+++ Given data

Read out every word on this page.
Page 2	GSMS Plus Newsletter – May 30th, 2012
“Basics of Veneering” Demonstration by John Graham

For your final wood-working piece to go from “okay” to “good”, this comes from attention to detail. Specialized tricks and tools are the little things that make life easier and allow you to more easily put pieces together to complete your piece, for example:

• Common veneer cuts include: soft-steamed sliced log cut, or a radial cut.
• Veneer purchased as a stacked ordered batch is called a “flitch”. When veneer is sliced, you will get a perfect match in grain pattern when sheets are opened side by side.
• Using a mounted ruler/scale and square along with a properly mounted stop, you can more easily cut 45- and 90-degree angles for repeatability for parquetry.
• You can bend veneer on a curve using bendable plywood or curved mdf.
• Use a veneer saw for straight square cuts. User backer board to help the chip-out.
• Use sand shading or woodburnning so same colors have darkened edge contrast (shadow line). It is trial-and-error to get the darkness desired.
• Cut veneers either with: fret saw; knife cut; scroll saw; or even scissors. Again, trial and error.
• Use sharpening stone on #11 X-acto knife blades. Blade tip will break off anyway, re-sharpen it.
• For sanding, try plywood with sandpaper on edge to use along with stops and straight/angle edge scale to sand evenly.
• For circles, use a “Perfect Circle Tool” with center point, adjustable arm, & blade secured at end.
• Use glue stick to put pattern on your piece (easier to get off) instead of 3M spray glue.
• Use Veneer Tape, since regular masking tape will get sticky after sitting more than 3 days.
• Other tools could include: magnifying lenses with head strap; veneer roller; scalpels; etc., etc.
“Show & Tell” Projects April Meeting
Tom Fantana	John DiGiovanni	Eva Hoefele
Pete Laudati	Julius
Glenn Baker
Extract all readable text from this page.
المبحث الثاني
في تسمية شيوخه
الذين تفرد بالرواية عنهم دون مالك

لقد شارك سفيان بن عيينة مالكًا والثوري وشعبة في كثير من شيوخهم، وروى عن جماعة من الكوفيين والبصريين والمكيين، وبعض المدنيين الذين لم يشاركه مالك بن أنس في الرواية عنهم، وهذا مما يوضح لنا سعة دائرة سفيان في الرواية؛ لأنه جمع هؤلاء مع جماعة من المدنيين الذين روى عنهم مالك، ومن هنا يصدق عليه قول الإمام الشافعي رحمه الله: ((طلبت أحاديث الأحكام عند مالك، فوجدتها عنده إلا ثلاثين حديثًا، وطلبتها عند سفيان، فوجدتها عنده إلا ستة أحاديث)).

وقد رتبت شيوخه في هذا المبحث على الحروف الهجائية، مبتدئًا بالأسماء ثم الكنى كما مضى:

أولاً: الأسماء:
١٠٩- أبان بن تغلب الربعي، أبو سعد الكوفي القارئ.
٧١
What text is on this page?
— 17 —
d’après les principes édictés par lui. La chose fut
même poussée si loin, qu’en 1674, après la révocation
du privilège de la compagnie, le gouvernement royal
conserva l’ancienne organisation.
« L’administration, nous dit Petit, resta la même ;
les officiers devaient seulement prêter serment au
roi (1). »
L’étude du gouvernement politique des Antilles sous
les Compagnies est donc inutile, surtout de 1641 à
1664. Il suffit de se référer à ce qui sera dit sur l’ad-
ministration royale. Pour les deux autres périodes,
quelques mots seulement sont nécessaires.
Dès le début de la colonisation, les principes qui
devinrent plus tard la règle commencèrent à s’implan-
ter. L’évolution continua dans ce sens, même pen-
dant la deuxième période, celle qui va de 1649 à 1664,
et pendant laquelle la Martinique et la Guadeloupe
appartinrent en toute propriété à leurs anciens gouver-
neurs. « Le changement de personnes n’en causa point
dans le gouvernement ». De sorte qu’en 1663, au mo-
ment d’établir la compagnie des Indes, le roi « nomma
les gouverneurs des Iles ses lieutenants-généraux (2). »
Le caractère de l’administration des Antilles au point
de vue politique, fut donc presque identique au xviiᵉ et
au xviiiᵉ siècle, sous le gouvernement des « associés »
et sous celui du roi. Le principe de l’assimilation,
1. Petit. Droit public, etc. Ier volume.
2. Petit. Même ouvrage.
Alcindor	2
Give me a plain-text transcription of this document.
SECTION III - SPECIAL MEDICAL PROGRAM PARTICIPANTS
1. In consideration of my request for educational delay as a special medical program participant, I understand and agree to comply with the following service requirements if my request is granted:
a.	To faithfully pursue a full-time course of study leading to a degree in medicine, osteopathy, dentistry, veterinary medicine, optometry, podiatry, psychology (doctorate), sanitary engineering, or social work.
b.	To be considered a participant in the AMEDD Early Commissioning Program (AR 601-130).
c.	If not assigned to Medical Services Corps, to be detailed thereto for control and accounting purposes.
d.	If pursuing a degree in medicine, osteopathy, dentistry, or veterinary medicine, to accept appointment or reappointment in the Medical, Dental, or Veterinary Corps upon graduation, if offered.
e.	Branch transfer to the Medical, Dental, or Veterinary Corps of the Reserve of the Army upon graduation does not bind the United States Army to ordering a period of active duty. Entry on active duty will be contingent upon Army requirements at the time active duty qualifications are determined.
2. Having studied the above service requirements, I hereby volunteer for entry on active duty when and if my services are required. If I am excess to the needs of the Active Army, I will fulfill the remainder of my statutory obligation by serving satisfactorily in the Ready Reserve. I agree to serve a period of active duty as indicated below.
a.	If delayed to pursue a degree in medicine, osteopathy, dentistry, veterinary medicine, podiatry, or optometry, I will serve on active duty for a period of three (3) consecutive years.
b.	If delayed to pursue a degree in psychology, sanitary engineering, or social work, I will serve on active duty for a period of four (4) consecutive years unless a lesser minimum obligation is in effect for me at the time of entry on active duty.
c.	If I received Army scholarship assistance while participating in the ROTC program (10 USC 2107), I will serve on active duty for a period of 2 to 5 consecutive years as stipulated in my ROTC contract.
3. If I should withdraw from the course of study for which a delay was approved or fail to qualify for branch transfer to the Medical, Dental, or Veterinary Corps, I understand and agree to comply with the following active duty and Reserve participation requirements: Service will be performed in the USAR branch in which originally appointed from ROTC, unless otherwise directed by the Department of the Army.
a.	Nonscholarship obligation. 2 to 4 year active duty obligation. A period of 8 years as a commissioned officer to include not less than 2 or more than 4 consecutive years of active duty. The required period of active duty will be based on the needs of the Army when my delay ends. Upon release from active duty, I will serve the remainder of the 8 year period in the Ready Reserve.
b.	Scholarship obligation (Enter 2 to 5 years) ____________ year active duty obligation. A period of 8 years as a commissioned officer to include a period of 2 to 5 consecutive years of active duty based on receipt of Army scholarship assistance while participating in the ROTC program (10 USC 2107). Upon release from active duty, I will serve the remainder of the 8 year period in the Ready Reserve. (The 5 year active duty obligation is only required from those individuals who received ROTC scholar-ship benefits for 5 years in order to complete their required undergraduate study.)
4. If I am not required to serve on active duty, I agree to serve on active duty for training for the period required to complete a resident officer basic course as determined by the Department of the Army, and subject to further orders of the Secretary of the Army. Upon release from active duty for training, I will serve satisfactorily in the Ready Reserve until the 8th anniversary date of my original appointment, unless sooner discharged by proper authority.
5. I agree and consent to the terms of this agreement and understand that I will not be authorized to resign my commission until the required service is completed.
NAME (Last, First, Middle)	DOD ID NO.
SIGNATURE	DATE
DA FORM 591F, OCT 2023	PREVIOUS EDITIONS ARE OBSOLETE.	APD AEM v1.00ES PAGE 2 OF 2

++++++

» **Exercise description**: From the records above, extract every entry exactly as given.

» **Result of the exercise**:
Read out every word on this page.
Page 2	GSMS Plus Newsletter – May 30th, 2012
“Basics of Veneering” Demonstration by John Graham

For your final wood-working piece to go from “okay” to “good”, this comes from attention to detail. Specialized tricks and tools are the little things that make life easier and allow you to more easily put pieces together to complete your piece, for example:

• Common veneer cuts include: soft-steamed sliced log cut, or a radial cut.
• Veneer purchased as a stacked ordered batch is called a “flitch”. When veneer is sliced, you will get a perfect match in grain pattern when sheets are opened side by side.
• Using a mounted ruler/scale and square along with a properly mounted stop, you can more easily cut 45- and 90-degree angles for repeatability for parquetry.
• You can bend veneer on a curve using bendable plywood or curved mdf.
• Use a veneer saw for straight square cuts. User backer board to help the chip-out.
• Use sand shading or woodburnning so same colors have darkened edge contrast (shadow line). It is trial-and-error to get the darkness desired.
• Cut veneers either with: fret saw; knife cut; scroll saw; or even scissors. Again, trial and error.
• Use sharpening stone on #11 X-acto knife blades. Blade tip will break off anyway, re-sharpen it.
• For sanding, try plywood with sandpaper on edge to use along with stops and straight/angle edge scale to sand evenly.
• For circles, use a “Perfect Circle Tool” with center point, adjustable arm, & blade secured at end.
• Use glue stick to put pattern on your piece (easier to get off) instead of 3M spray glue.
• Use Veneer Tape, since regular masking tape will get sticky after sitting more than 3 days.
• Other tools could include: magnifying lenses with head strap; veneer roller; scalpels; etc., etc.
“Show & Tell” Projects April Meeting
Tom Fantana	John DiGiovanni	Eva Hoefele
Pete Laudati	Julius
Glenn Baker
Extract all readable text from this page.
المبحث الثاني
في تسمية شيوخه
الذين تفرد بالرواية عنهم دون مالك

لقد شارك سفيان بن عيينة مالكًا والثوري وشعبة في كثير من شيوخهم، وروى عن جماعة من الكوفيين والبصريين والمكيين، وبعض المدنيين الذين لم يشاركه مالك بن أنس في الرواية عنهم، وهذا مما يوضح لنا سعة دائرة سفيان في الرواية؛ لأنه جمع هؤلاء مع جماعة من المدنيين الذين روى عنهم مالك، ومن هنا يصدق عليه قول الإمام الشافعي رحمه الله: ((طلبت أحاديث الأحكام عند مالك، فوجدتها عنده إلا ثلاثين حديثًا، وطلبتها عند سفيان، فوجدتها عنده إلا ستة أحاديث)).

وقد رتبت شيوخه في هذا المبحث على الحروف الهجائية، مبتدئًا بالأسماء ثم الكنى كما مضى:

أولاً: الأسماء:
١٠٩- أبان بن تغلب الربعي، أبو سعد الكوفي القارئ.
٧١
What text is on this page?
— 17 —
d’après les principes édictés par lui. La chose fut
même poussée si loin, qu’en 1674, après la révocation
du privilège de la compagnie, le gouvernement royal
conserva l’ancienne organisation.
« L’administration, nous dit Petit, resta la même ;
les officiers devaient seulement prêter serment au
roi (1). »
L’étude du gouvernement politique des Antilles sous
les Compagnies est donc inutile, surtout de 1641 à
1664. Il suffit de se référer à ce qui sera dit sur l’ad-
ministration royale. Pour les deux autres périodes,
quelques mots seulement sont nécessaires.
Dès le début de la colonisation, les principes qui
devinrent plus tard la règle commencèrent à s’implan-
ter. L’évolution continua dans ce sens, même pen-
dant la deuxième période, celle qui va de 1649 à 1664,
et pendant laquelle la Martinique et la Guadeloupe
appartinrent en toute propriété à leurs anciens gouver-
neurs. « Le changement de personnes n’en causa point
dans le gouvernement ». De sorte qu’en 1663, au mo-
ment d’établir la compagnie des Indes, le roi « nomma
les gouverneurs des Iles ses lieutenants-généraux (2). »
Le caractère de l’administration des Antilles au point
de vue politique, fut donc presque identique au xviiᵉ et
au xviiiᵉ siècle, sous le gouvernement des « associés »
et sous celui du roi. Le principe de l’assimilation,
1. Petit. Droit public, etc. Ier volume.
2. Petit. Même ouvrage.
Alcindor	2
Give me a plain-text transcription of this document.
SECTION III - SPECIAL MEDICAL PROGRAM PARTICIPANTS
1. In consideration of my request for educational delay as a special medical program participant, I understand and agree to comply with the following service requirements if my request is granted:
a.	To faithfully pursue a full-time course of study leading to a degree in medicine, osteopathy, dentistry, veterinary medicine, optometry, podiatry, psychology (doctorate), sanitary engineering, or social work.
b.	To be considered a participant in the AMEDD Early Commissioning Program (AR 601-130).
c.	If not assigned to Medical Services Corps, to be detailed thereto for control and accounting purposes.
d.	If pursuing a degree in medicine, osteopathy, dentistry, or veterinary medicine, to accept appointment or reappointment in the Medical, Dental, or Veterinary Corps upon graduation, if offered.
e.	Branch transfer to the Medical, Dental, or Veterinary Corps of the Reserve of the Army upon graduation does not bind the United States Army to ordering a period of active duty. Entry on active duty will be contingent upon Army requirements at the time active duty qualifications are determined.
2. Having studied the above service requirements, I hereby volunteer for entry on active duty when and if my services are required. If I am excess to the needs of the Active Army, I will fulfill the remainder of my statutory obligation by serving satisfactorily in the Ready Reserve. I agree to serve a period of active duty as indicated below.
a.	If delayed to pursue a degree in medicine, osteopathy, dentistry, veterinary medicine, podiatry, or optometry, I will serve on active duty for a period of three (3) consecutive years.
b.	If delayed to pursue a degree in psychology, sanitary engineering, or social work, I will serve on active duty for a period of four (4) consecutive years unless a lesser minimum obligation is in effect for me at the time of entry on active duty.
c.	If I received Army scholarship assistance while participating in the ROTC program (10 USC 2107), I will serve on active duty for a period of 2 to 5 consecutive years as stipulated in my ROTC contract.
3. If I should withdraw from the course of study for which a delay was approved or fail to qualify for branch transfer to the Medical, Dental, or Veterinary Corps, I understand and agree to comply with the following active duty and Reserve participation requirements: Service will be performed in the USAR branch in which originally appointed from ROTC, unless otherwise directed by the Department of the Army.
a.	Nonscholarship obligation. 2 to 4 year active duty obligation. A period of 8 years as a commissioned officer to include not less than 2 or more than 4 consecutive years of active duty. The required period of active duty will be based on the needs of the Army when my delay ends. Upon release from active duty, I will serve the remainder of the 8 year period in the Ready Reserve.
b.	Scholarship obligation (Enter 2 to 5 years) ____________ year active duty obligation. A period of 8 years as a commissioned officer to include a period of 2 to 5 consecutive years of active duty based on receipt of Army scholarship assistance while participating in the ROTC program (10 USC 2107). Upon release from active duty, I will serve the remainder of the 8 year period in the Ready Reserve. (The 5 year active duty obligation is only required from those individuals who received ROTC scholar-ship benefits for 5 years in order to complete their required undergraduate study.)
4. If I am not required to serve on active duty, I agree to serve on active duty for training for the period required to complete a resident officer basic course as determined by the Department of the Army, and subject to further orders of the Secretary of the Army. Upon release from active duty for training, I will serve satisfactorily in the Ready Reserve until the 8th anniversary date of my original appointment, unless sooner discharged by proper authority.
5. I agree and consent to the terms of this agreement and understand that I will not be authorized to resign my commission until the required service is completed.
NAME (Last, First, Middle)	DOD ID NO.
SIGNATURE	DATE
DA FORM 591F, OCT 2023	PREVIOUS EDITIONS ARE OBSOLETE.	APD AEM v1.00ES PAGE 2 OF 2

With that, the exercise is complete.